[Entries]

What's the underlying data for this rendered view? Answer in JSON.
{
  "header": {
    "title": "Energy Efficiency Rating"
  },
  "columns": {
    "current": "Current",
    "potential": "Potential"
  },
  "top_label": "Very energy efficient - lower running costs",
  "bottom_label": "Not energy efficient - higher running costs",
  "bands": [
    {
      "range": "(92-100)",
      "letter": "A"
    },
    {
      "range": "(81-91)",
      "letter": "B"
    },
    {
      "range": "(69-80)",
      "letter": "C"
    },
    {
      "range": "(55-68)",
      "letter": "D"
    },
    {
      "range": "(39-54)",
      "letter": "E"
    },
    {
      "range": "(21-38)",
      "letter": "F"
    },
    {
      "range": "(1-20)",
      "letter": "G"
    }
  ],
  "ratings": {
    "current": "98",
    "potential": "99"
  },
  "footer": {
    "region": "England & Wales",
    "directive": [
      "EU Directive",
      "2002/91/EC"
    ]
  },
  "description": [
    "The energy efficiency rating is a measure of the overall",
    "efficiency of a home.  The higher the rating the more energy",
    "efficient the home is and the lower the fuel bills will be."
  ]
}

[Short exercise]
Write the complete data out, exactly as above.

[Problem solution]
What's the underlying data for this rendered view? Answer in JSON.
{
  "header": {
    "title": "Energy Efficiency Rating"
  },
  "columns": {
    "current": "Current",
    "potential": "Potential"
  },
  "top_label": "Very energy efficient - lower running costs",
  "bottom_label": "Not energy efficient - higher running costs",
  "bands": [
    {
      "range": "(92-100)",
      "letter": "A"
    },
    {
      "range": "(81-91)",
      "letter": "B"
    },
    {
      "range": "(69-80)",
      "letter": "C"
    },
    {
      "range": "(55-68)",
      "letter": "D"
    },
    {
      "range": "(39-54)",
      "letter": "E"
    },
    {
      "range": "(21-38)",
      "letter": "F"
    },
    {
      "range": "(1-20)",
      "letter": "G"
    }
  ],
  "ratings": {
    "current": "98",
    "potential": "99"
  },
  "footer": {
    "region": "England & Wales",
    "directive": [
      "EU Directive",
      "2002/91/EC"
    ]
  },
  "description": [
    "The energy efficiency rating is a measure of the overall",
    "efficiency of a home.  The higher the rating the more energy",
    "efficient the home is and the lower the fuel bills will be."
  ]
}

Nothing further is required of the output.